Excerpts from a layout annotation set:
BEGIN
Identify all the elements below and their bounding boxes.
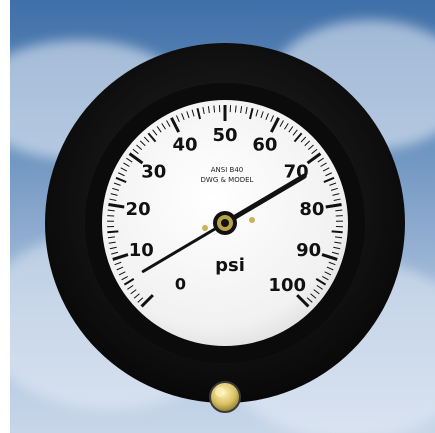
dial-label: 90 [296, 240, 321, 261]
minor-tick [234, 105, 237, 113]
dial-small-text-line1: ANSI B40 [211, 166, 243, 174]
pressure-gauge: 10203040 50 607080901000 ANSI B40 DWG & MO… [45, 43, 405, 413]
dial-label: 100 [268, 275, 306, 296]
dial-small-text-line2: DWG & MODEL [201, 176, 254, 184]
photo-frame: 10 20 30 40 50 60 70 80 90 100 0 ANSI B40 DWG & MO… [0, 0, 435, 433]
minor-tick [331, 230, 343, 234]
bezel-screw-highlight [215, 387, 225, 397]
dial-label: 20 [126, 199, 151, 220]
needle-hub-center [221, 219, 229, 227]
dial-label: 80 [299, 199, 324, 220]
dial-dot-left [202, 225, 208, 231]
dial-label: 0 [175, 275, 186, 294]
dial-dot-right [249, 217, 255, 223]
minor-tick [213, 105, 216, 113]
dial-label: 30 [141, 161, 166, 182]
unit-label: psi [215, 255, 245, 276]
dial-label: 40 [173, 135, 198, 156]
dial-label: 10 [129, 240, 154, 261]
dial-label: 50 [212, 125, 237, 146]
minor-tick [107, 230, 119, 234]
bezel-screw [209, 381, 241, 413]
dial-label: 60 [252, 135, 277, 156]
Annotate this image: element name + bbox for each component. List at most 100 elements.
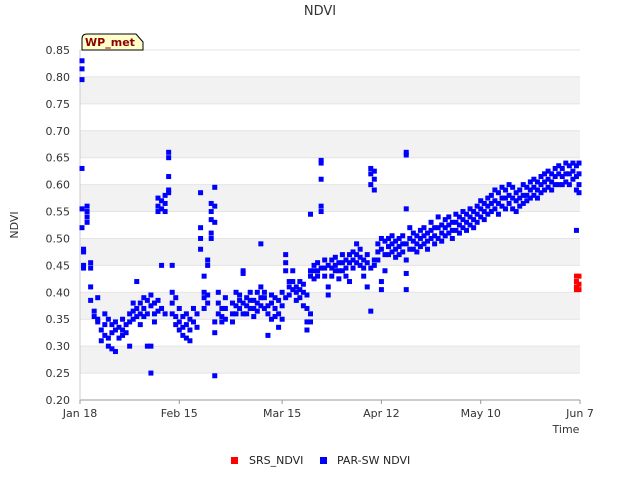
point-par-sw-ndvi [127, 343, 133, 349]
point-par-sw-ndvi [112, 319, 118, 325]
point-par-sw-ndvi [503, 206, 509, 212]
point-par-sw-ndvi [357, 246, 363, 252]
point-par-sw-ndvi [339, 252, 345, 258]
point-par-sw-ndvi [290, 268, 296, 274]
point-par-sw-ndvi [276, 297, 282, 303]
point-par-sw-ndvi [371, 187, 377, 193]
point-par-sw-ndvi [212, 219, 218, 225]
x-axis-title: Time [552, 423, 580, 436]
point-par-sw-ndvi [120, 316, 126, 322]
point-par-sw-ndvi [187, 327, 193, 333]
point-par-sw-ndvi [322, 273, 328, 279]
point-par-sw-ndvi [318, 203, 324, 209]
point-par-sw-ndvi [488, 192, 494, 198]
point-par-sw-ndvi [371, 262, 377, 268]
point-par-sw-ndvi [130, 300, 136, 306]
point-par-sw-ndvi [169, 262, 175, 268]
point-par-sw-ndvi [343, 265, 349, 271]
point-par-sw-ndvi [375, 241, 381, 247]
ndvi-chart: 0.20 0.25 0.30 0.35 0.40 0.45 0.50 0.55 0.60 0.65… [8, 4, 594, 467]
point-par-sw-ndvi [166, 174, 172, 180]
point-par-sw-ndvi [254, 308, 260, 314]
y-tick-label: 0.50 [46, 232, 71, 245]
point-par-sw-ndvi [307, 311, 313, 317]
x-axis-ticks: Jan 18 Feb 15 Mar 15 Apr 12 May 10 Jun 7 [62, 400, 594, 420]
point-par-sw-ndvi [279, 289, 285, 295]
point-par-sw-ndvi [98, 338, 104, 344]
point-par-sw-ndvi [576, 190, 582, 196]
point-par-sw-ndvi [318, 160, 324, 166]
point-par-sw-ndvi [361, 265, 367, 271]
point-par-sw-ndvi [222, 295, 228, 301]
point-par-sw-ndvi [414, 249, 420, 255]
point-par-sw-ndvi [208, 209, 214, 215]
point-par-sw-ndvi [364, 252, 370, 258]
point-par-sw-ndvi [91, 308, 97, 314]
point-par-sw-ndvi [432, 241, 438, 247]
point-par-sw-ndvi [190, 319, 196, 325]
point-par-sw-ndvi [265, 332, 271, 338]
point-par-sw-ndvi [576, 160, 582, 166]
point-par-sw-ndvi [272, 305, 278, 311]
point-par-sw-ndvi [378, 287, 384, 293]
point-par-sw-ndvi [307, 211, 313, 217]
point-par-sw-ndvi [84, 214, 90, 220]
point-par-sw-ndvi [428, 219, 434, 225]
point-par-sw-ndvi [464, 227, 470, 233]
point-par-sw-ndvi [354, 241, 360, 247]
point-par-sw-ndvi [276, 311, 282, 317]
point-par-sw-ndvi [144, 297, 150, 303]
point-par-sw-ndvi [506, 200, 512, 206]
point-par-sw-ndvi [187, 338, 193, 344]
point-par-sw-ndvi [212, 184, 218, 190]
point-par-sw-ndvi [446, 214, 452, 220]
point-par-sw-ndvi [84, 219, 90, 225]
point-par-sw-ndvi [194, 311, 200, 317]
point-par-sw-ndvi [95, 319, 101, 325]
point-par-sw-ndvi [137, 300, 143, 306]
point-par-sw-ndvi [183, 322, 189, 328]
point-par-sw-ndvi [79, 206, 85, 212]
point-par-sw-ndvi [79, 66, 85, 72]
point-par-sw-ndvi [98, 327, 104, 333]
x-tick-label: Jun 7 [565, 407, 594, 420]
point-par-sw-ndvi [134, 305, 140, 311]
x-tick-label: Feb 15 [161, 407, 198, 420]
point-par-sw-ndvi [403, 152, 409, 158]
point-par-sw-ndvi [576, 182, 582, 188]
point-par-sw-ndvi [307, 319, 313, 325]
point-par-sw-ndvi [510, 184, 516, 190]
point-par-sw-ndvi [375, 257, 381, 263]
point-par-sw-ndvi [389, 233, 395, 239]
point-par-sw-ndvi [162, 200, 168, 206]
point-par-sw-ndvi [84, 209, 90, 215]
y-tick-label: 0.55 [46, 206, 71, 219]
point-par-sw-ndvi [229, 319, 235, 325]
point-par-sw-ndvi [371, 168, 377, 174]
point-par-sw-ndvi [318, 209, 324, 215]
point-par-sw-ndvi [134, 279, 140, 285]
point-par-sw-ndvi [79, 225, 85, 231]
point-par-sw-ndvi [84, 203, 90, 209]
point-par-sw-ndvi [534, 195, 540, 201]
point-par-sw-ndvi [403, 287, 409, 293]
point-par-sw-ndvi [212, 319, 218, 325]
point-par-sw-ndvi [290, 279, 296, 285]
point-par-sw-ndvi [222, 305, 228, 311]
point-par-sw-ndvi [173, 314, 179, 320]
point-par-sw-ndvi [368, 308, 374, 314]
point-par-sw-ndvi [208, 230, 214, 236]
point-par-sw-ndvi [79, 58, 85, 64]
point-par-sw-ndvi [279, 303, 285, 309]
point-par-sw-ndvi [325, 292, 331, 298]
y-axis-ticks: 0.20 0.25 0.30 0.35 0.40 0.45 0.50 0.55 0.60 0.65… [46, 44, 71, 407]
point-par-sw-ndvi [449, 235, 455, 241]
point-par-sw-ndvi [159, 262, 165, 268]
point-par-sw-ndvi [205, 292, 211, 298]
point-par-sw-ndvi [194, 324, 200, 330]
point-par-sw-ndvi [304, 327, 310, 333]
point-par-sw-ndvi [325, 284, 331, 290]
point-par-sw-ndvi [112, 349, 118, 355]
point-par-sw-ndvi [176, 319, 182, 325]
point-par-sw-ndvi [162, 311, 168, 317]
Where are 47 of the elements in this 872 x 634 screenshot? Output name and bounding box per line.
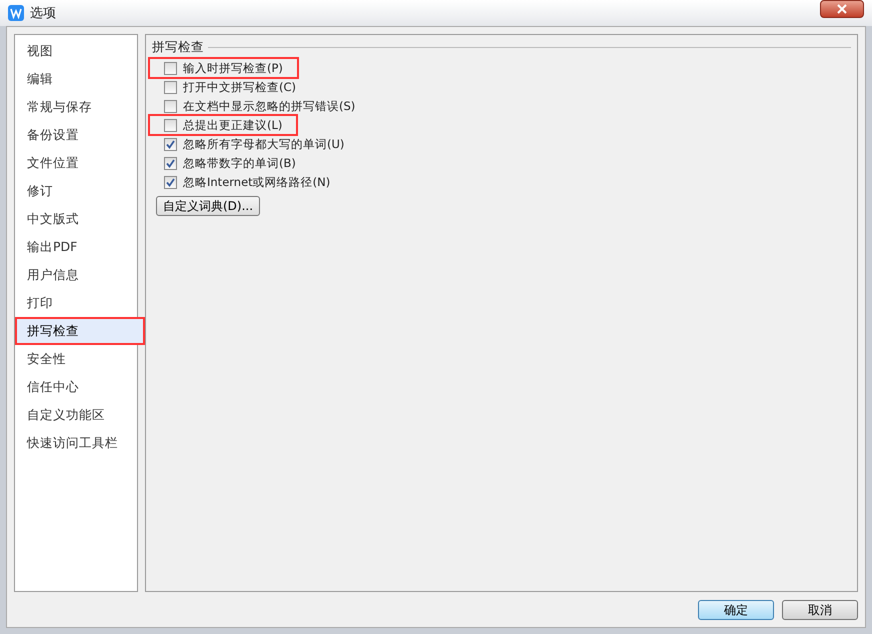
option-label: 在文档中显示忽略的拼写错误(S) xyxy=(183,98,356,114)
END
§ **What the exercise asks**
Transcribe every item above line for line with no changes, omitting the pictures.

§ **Complete output**
Identify all the elements below and their bounding boxes.
dial-label: 90 [296, 240, 321, 261]
minor-tick [234, 105, 237, 113]
dial-small-text-line1: ANSI B40 [211, 166, 243, 174]
pressure-gauge: 10203040 50 607080901000 ANSI B40 DWG & MO… [45, 43, 405, 413]
dial-label: 100 [268, 275, 306, 296]
dial-small-text-line2: DWG & MODEL [201, 176, 254, 184]
photo-frame: 10 20 30 40 50 60 70 80 90 100 0 ANSI B40 DWG & MO… [0, 0, 435, 433]
minor-tick [331, 230, 343, 234]
bezel-screw-highlight [215, 387, 225, 397]
dial-label: 20 [126, 199, 151, 220]
needle-hub-center [221, 219, 229, 227]
dial-label: 80 [299, 199, 324, 220]
dial-dot-left [202, 225, 208, 231]
dial-label: 0 [175, 275, 186, 294]
dial-dot-right [249, 217, 255, 223]
minor-tick [213, 105, 216, 113]
dial-label: 30 [141, 161, 166, 182]
unit-label: psi [215, 255, 245, 276]
dial-label: 40 [173, 135, 198, 156]
dial-label: 10 [129, 240, 154, 261]
dial-label: 50 [212, 125, 237, 146]
minor-tick [107, 230, 119, 234]
bezel-screw [209, 381, 241, 413]
dial-label: 60 [252, 135, 277, 156]
Annotate this image: element name + bbox for each component. List at most 100 elements.
point-par-sw-ndvi [127, 343, 133, 349]
point-par-sw-ndvi [112, 319, 118, 325]
point-par-sw-ndvi [503, 206, 509, 212]
point-par-sw-ndvi [357, 246, 363, 252]
point-par-sw-ndvi [339, 252, 345, 258]
point-par-sw-ndvi [290, 268, 296, 274]
point-par-sw-ndvi [276, 297, 282, 303]
point-par-sw-ndvi [371, 187, 377, 193]
point-par-sw-ndvi [212, 219, 218, 225]
x-axis-title: Time [552, 423, 580, 436]
point-par-sw-ndvi [120, 316, 126, 322]
point-par-sw-ndvi [187, 327, 193, 333]
point-par-sw-ndvi [322, 273, 328, 279]
point-par-sw-ndvi [318, 203, 324, 209]
point-par-sw-ndvi [488, 192, 494, 198]
point-par-sw-ndvi [371, 262, 377, 268]
point-par-sw-ndvi [130, 300, 136, 306]
point-par-sw-ndvi [169, 262, 175, 268]
point-par-sw-ndvi [343, 265, 349, 271]
point-par-sw-ndvi [375, 241, 381, 247]
ndvi-chart: 0.20 0.25 0.30 0.35 0.40 0.45 0.50 0.55 0.60 0.65… [8, 4, 594, 467]
point-par-sw-ndvi [166, 174, 172, 180]
point-par-sw-ndvi [254, 308, 260, 314]
y-tick-label: 0.50 [46, 232, 71, 245]
point-par-sw-ndvi [307, 311, 313, 317]
x-axis-ticks: Jan 18 Feb 15 Mar 15 Apr 12 May 10 Jun 7 [62, 400, 594, 420]
point-par-sw-ndvi [279, 289, 285, 295]
point-par-sw-ndvi [98, 338, 104, 344]
point-par-sw-ndvi [576, 190, 582, 196]
point-par-sw-ndvi [318, 160, 324, 166]
point-par-sw-ndvi [361, 265, 367, 271]
point-par-sw-ndvi [222, 295, 228, 301]
point-par-sw-ndvi [414, 249, 420, 255]
point-par-sw-ndvi [208, 209, 214, 215]
point-par-sw-ndvi [364, 252, 370, 258]
point-par-sw-ndvi [91, 308, 97, 314]
point-par-sw-ndvi [432, 241, 438, 247]
point-par-sw-ndvi [190, 319, 196, 325]
point-par-sw-ndvi [265, 332, 271, 338]
point-par-sw-ndvi [576, 160, 582, 166]
point-par-sw-ndvi [272, 305, 278, 311]
point-par-sw-ndvi [378, 287, 384, 293]
point-par-sw-ndvi [307, 211, 313, 217]
point-par-sw-ndvi [84, 214, 90, 220]
point-par-sw-ndvi [428, 219, 434, 225]
point-par-sw-ndvi [464, 227, 470, 233]
point-par-sw-ndvi [354, 241, 360, 247]
point-par-sw-ndvi [276, 311, 282, 317]
point-par-sw-ndvi [144, 297, 150, 303]
point-par-sw-ndvi [506, 200, 512, 206]
point-par-sw-ndvi [187, 338, 193, 344]
point-par-sw-ndvi [212, 184, 218, 190]
point-par-sw-ndvi [446, 214, 452, 220]
point-par-sw-ndvi [84, 219, 90, 225]
point-par-sw-ndvi [194, 311, 200, 317]
point-par-sw-ndvi [95, 319, 101, 325]
point-par-sw-ndvi [137, 300, 143, 306]
point-par-sw-ndvi [183, 322, 189, 328]
point-par-sw-ndvi [79, 206, 85, 212]
point-par-sw-ndvi [79, 66, 85, 72]
point-par-sw-ndvi [98, 327, 104, 333]
x-tick-label: Jun 7 [565, 407, 594, 420]
point-par-sw-ndvi [134, 305, 140, 311]
x-tick-label: Feb 15 [161, 407, 198, 420]
point-par-sw-ndvi [403, 152, 409, 158]
point-par-sw-ndvi [576, 182, 582, 188]
point-par-sw-ndvi [307, 319, 313, 325]
point-par-sw-ndvi [510, 184, 516, 190]
point-par-sw-ndvi [375, 257, 381, 263]
point-par-sw-ndvi [389, 233, 395, 239]
point-par-sw-ndvi [162, 200, 168, 206]
point-par-sw-ndvi [84, 209, 90, 215]
y-tick-label: 0.55 [46, 206, 71, 219]
point-par-sw-ndvi [229, 319, 235, 325]
point-par-sw-ndvi [371, 168, 377, 174]
point-par-sw-ndvi [318, 209, 324, 215]
point-par-sw-ndvi [134, 279, 140, 285]
point-par-sw-ndvi [79, 225, 85, 231]
point-par-sw-ndvi [84, 203, 90, 209]
point-par-sw-ndvi [534, 195, 540, 201]
point-par-sw-ndvi [403, 287, 409, 293]
point-par-sw-ndvi [212, 319, 218, 325]
point-par-sw-ndvi [290, 279, 296, 285]
point-par-sw-ndvi [222, 305, 228, 311]
point-par-sw-ndvi [173, 314, 179, 320]
point-par-sw-ndvi [368, 308, 374, 314]
point-par-sw-ndvi [208, 230, 214, 236]
point-par-sw-ndvi [79, 58, 85, 64]
point-par-sw-ndvi [279, 303, 285, 309]
point-par-sw-ndvi [325, 292, 331, 298]
y-axis-ticks: 0.20 0.25 0.30 0.35 0.40 0.45 0.50 0.55 0.60 0.65… [46, 44, 71, 407]
point-par-sw-ndvi [449, 235, 455, 241]
point-par-sw-ndvi [159, 262, 165, 268]
point-par-sw-ndvi [205, 292, 211, 298]
point-par-sw-ndvi [194, 324, 200, 330]
point-par-sw-ndvi [304, 327, 310, 333]
point-par-sw-ndvi [325, 284, 331, 290]
point-par-sw-ndvi [112, 349, 118, 355]
point-par-sw-ndvi [176, 319, 182, 325]
point-par-sw-ndvi [162, 311, 168, 317]
Where are 47 of the elements in this 872 x 634 screenshot? Output name and bounding box per line.
option-label: 在文档中显示忽略的拼写错误(S) xyxy=(183,98,356,114)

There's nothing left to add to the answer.